Set down all of the data exactly as it appears.

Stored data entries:
***

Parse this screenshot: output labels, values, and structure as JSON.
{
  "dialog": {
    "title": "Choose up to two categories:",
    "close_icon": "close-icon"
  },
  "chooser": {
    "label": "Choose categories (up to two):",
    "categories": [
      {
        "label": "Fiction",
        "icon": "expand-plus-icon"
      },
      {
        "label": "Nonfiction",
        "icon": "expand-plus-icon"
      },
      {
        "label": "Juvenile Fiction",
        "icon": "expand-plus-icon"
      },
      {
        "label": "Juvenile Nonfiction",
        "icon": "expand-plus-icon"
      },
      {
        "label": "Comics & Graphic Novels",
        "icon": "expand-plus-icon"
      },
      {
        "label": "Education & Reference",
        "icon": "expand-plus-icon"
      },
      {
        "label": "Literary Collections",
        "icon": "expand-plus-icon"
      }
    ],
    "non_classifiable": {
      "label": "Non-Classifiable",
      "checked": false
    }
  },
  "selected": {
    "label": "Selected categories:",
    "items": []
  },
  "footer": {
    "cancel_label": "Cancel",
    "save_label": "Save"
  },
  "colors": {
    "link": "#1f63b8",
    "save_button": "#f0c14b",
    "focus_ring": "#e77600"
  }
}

***

Result:
Parse this screenshot: output labels, values, and structure as JSON.
{
  "dialog": {
    "title": "Choose up to two categories:",
    "close_icon": "close-icon"
  },
  "chooser": {
    "label": "Choose categories (up to two):",
    "categories": [
      {
        "label": "Fiction",
        "icon": "expand-plus-icon"
      },
      {
        "label": "Nonfiction",
        "icon": "expand-plus-icon"
      },
      {
        "label": "Juvenile Fiction",
        "icon": "expand-plus-icon"
      },
      {
        "label": "Juvenile Nonfiction",
        "icon": "expand-plus-icon"
      },
      {
        "label": "Comics & Graphic Novels",
        "icon": "expand-plus-icon"
      },
      {
        "label": "Education & Reference",
        "icon": "expand-plus-icon"
      },
      {
        "label": "Literary Collections",
        "icon": "expand-plus-icon"
      }
    ],
    "non_classifiable": {
      "label": "Non-Classifiable",
      "checked": false
    }
  },
  "selected": {
    "label": "Selected categories:",
    "items": []
  },
  "footer": {
    "cancel_label": "Cancel",
    "save_label": "Save"
  },
  "colors": {
    "link": "#1f63b8",
    "save_button": "#f0c14b",
    "focus_ring": "#e77600"
  }
}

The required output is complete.